What to produce: Copy out all lines where "Please" appears.

Excerpted records:
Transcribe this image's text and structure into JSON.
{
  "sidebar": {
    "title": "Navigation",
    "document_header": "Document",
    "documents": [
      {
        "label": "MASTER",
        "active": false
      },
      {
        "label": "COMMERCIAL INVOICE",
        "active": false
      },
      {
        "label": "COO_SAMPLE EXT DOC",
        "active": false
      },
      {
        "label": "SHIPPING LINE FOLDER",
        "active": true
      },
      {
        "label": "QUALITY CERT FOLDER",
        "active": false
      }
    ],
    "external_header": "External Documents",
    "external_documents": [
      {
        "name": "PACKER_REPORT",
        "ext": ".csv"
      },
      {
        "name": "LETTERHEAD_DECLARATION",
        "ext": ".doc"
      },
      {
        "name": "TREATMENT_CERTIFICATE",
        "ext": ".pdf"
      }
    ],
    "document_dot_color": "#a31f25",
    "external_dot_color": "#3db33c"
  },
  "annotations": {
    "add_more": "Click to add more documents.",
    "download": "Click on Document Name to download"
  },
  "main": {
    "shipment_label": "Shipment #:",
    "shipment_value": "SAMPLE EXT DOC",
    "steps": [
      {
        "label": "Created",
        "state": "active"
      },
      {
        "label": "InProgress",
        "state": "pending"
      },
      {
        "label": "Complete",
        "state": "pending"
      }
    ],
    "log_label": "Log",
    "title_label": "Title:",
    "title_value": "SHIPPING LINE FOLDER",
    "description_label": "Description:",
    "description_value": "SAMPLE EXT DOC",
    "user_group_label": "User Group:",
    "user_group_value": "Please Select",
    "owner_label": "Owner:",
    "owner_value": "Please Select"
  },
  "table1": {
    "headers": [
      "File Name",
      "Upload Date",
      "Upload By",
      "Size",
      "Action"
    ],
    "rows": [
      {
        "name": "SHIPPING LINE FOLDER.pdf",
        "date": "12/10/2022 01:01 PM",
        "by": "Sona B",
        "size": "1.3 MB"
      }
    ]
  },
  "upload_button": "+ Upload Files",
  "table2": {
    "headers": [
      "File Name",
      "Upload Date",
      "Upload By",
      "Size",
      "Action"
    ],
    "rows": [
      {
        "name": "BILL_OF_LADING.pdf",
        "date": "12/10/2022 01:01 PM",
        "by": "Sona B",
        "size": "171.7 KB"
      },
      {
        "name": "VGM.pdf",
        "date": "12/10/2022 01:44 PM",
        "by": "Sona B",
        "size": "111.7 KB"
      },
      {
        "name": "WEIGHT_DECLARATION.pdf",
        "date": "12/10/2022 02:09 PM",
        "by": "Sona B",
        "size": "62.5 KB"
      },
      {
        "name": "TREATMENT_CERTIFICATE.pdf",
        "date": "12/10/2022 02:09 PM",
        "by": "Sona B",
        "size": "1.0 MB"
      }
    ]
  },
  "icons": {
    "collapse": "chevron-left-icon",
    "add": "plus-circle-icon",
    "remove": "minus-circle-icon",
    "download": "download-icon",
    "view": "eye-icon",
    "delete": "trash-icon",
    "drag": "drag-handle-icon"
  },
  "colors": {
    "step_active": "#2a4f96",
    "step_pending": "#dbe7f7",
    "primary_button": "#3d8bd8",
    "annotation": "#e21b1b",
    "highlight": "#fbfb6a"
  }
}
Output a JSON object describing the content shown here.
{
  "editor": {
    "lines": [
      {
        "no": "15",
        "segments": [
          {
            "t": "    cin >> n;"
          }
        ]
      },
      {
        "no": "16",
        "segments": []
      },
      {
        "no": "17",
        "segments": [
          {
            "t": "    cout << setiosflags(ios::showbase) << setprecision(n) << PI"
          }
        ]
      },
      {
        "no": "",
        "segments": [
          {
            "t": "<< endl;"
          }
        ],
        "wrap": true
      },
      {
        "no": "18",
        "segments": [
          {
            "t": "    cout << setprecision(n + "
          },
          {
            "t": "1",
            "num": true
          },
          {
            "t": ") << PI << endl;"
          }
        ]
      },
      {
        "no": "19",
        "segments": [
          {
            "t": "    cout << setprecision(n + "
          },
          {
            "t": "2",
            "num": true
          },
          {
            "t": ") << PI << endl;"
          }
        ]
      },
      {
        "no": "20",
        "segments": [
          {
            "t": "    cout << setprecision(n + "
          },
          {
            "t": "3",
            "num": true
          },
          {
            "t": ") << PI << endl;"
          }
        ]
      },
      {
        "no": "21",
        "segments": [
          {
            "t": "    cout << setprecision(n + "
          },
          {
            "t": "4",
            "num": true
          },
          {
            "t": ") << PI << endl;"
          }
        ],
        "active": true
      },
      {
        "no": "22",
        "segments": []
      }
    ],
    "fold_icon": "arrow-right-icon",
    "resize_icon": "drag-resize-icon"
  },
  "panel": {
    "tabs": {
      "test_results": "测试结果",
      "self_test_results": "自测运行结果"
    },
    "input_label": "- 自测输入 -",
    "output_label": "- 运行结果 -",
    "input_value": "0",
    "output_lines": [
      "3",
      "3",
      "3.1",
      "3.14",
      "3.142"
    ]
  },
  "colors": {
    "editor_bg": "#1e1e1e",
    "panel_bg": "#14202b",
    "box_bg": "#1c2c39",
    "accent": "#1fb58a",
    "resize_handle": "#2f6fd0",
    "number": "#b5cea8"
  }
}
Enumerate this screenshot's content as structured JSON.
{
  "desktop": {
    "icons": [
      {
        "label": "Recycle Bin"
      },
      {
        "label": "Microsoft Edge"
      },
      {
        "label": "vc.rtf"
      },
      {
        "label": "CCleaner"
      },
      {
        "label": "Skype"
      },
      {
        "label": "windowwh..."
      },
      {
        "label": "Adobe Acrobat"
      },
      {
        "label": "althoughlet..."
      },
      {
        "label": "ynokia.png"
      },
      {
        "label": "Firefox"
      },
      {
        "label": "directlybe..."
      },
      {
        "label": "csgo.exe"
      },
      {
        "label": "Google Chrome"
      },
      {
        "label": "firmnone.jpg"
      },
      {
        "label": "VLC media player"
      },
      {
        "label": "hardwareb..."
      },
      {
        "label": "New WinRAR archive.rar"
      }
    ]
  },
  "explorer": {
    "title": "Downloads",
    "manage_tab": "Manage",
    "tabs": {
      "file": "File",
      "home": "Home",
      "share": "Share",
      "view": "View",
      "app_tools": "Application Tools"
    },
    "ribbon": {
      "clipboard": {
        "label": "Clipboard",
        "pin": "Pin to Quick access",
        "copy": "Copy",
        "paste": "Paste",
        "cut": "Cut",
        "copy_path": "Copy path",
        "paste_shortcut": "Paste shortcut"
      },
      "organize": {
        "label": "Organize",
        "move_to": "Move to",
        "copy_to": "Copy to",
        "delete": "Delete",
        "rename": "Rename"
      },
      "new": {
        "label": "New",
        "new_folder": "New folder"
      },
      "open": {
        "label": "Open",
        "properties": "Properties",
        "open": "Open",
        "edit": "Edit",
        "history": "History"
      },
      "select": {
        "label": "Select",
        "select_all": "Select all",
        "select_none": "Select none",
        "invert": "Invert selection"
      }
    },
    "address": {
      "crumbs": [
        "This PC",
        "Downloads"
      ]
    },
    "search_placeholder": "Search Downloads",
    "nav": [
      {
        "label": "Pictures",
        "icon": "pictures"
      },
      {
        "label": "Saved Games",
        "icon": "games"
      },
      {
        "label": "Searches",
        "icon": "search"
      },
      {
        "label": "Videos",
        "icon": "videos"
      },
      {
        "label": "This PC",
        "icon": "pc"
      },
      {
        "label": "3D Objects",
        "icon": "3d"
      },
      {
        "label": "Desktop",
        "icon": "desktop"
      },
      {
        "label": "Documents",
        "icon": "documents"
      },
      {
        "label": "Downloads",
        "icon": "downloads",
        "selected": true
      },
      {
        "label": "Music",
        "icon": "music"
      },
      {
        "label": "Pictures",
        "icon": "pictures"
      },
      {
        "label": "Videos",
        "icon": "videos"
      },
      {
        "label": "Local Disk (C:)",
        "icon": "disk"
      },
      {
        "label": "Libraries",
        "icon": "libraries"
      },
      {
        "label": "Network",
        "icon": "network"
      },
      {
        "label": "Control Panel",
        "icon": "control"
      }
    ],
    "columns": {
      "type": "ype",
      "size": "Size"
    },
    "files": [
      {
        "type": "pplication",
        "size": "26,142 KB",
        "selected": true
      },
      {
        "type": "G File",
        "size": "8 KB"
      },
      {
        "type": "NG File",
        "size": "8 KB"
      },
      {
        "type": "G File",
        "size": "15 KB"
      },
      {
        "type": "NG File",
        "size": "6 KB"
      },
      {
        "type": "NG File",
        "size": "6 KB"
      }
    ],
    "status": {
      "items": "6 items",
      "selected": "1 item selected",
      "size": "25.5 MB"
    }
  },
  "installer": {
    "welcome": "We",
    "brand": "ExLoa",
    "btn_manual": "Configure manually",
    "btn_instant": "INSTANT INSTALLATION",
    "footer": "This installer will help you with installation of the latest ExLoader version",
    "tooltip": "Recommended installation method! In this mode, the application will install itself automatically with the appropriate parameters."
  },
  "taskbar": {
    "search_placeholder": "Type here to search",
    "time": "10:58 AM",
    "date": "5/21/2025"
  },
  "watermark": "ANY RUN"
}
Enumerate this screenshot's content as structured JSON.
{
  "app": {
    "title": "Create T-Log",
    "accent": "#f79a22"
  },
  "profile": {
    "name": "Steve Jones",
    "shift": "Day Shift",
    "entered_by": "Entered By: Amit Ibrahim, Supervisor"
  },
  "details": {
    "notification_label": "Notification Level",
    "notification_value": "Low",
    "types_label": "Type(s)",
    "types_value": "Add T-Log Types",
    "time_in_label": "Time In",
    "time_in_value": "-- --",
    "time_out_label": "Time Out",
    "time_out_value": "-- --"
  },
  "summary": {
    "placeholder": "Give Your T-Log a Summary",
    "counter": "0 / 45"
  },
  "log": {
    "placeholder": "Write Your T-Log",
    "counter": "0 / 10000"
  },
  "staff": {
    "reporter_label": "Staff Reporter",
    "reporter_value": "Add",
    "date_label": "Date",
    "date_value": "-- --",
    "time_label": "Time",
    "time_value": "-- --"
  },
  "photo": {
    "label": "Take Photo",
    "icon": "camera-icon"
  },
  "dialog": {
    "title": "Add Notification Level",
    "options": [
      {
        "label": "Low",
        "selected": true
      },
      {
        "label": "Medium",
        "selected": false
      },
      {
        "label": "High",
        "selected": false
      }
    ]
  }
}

Output:
    "user_group_value": "Please Select",
    "owner_value": "Please Select"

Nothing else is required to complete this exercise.